Stored data

· · · · ·

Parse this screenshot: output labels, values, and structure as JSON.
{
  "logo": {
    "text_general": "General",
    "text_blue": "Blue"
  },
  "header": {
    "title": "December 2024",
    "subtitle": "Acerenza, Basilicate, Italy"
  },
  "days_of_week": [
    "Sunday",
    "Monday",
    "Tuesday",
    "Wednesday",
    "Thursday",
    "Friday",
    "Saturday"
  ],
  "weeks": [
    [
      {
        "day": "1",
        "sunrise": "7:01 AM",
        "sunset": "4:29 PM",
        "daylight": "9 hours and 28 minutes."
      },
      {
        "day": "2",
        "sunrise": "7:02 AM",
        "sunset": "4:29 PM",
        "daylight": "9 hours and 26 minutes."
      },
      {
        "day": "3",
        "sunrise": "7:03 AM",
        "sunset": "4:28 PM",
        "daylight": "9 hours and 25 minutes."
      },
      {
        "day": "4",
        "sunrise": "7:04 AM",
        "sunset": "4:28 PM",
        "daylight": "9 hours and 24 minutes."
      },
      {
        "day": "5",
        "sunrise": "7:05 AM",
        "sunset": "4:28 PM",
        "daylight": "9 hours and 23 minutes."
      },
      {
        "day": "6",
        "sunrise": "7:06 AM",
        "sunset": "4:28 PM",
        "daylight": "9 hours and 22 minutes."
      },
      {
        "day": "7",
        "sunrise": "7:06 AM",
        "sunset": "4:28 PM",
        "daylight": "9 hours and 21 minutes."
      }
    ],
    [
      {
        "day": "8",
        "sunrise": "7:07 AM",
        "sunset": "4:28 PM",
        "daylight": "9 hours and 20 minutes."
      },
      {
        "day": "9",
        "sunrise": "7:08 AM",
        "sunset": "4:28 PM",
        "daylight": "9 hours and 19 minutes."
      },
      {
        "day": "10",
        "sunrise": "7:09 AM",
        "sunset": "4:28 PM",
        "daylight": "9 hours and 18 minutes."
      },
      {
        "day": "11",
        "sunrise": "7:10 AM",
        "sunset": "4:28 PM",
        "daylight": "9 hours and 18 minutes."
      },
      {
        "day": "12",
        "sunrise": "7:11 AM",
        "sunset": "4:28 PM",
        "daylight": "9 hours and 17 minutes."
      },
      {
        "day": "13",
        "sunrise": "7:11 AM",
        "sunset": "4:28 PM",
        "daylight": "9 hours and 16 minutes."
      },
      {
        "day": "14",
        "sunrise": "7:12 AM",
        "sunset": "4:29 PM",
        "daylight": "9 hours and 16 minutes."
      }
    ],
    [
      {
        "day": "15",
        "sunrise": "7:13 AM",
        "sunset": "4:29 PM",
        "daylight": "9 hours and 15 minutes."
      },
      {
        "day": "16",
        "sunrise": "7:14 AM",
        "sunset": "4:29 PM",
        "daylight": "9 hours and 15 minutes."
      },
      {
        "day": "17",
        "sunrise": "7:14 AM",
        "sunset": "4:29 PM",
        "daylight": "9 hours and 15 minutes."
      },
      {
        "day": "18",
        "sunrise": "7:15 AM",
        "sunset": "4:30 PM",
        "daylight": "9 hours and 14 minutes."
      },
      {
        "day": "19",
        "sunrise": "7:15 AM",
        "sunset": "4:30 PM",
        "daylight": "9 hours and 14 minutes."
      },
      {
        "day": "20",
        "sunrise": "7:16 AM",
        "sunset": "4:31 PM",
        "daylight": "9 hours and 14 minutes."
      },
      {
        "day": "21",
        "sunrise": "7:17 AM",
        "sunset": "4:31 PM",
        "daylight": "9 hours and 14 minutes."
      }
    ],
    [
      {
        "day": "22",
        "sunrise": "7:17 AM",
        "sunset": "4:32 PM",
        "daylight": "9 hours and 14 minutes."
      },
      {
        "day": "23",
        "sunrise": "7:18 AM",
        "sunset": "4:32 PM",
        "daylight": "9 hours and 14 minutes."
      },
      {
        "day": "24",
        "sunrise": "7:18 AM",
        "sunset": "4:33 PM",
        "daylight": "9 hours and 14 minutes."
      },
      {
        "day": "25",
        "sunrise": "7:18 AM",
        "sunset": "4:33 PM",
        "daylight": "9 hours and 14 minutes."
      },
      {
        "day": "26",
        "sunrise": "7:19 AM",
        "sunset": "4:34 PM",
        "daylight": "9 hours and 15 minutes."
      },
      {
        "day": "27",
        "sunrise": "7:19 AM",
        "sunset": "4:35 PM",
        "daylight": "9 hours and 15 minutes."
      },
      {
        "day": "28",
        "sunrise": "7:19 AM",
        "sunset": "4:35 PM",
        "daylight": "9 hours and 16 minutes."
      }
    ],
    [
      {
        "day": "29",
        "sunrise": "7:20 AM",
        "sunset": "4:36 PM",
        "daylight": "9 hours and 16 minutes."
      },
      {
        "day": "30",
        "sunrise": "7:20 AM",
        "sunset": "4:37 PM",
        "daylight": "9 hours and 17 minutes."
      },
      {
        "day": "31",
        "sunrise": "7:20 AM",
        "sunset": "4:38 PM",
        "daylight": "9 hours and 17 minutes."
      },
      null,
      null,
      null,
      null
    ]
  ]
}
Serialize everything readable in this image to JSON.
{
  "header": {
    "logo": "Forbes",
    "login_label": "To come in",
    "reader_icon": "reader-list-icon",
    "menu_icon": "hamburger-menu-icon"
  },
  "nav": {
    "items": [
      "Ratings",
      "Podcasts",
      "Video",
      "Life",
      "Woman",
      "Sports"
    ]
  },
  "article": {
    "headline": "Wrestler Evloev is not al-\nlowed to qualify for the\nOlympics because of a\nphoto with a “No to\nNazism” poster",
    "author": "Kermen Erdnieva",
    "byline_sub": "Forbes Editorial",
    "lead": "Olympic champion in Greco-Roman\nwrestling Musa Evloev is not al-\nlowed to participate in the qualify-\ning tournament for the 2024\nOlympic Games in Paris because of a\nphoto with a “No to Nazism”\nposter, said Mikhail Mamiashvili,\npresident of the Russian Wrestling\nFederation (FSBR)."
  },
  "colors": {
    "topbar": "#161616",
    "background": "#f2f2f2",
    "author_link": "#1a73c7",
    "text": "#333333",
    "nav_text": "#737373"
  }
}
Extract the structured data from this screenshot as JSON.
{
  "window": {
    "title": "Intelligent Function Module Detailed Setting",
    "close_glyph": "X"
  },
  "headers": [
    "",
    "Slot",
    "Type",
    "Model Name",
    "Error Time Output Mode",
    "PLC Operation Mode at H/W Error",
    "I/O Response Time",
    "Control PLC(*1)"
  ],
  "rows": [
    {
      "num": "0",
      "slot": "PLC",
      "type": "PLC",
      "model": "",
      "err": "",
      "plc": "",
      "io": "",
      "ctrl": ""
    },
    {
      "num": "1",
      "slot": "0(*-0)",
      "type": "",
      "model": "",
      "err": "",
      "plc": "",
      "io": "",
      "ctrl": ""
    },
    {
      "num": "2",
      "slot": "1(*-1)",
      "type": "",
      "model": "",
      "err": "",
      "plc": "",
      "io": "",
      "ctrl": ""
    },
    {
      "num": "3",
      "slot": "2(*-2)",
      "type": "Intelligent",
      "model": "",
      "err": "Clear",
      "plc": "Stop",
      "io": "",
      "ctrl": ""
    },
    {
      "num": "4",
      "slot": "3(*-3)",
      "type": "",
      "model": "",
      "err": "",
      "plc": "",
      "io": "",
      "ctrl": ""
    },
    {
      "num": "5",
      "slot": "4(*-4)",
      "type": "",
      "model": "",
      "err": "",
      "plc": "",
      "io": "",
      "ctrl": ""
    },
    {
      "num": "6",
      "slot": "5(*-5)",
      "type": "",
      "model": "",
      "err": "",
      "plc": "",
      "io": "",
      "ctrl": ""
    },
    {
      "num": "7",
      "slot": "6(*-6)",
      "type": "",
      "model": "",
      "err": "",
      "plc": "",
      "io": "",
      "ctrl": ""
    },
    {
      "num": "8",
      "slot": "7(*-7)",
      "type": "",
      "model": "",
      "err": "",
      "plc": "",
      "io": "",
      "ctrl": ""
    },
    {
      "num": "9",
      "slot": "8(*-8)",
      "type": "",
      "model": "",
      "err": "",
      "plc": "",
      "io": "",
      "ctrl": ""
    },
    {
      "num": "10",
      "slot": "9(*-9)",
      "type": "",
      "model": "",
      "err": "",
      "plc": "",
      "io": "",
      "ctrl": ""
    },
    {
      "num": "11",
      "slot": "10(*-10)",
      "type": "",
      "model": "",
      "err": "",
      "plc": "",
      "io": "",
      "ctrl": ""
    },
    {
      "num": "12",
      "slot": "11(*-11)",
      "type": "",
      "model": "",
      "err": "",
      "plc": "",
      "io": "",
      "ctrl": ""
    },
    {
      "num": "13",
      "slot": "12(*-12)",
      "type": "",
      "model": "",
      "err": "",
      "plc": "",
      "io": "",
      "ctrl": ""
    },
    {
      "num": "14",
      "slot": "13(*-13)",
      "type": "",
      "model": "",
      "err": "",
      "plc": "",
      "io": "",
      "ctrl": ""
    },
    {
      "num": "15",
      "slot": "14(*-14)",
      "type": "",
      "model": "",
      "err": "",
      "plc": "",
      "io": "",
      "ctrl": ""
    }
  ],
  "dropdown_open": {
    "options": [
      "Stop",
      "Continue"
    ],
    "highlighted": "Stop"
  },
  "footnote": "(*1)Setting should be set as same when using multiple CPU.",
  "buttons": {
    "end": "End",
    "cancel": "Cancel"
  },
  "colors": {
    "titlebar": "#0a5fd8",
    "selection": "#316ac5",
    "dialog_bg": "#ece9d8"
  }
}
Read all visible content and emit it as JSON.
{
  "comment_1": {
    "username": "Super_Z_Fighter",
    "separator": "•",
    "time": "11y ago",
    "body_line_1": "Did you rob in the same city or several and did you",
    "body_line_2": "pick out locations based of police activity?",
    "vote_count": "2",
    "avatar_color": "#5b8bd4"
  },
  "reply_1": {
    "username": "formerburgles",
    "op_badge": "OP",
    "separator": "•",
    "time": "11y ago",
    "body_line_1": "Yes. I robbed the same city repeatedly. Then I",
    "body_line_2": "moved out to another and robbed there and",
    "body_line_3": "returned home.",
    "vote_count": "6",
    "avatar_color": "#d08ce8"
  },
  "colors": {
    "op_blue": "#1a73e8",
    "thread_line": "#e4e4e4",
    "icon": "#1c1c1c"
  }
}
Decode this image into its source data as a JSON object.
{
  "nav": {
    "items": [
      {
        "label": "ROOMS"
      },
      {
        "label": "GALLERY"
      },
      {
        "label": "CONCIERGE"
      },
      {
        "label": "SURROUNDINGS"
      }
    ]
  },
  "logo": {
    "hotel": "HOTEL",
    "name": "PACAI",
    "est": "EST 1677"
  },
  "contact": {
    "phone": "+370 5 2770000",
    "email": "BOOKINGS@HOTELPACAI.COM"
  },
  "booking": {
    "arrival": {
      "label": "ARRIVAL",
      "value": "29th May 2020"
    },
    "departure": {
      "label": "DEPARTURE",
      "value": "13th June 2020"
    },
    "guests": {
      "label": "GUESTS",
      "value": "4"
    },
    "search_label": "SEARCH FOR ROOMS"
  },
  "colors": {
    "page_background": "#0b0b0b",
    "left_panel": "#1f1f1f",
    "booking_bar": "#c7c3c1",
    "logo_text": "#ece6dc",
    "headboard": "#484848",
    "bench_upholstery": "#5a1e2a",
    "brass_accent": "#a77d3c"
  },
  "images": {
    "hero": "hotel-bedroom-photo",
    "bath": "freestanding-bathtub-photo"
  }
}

· · · · ·

What you have to do → Look through the entries above and list every line containing "JSON".

Final result →
Parse this screenshot: output labels, values, and structure as JSON.
Serialize everything readable in this image to JSON.
Extract the structured data from this screenshot as JSON.
Read all visible content and emit it as JSON.
Decode this image into its source data as a JSON object.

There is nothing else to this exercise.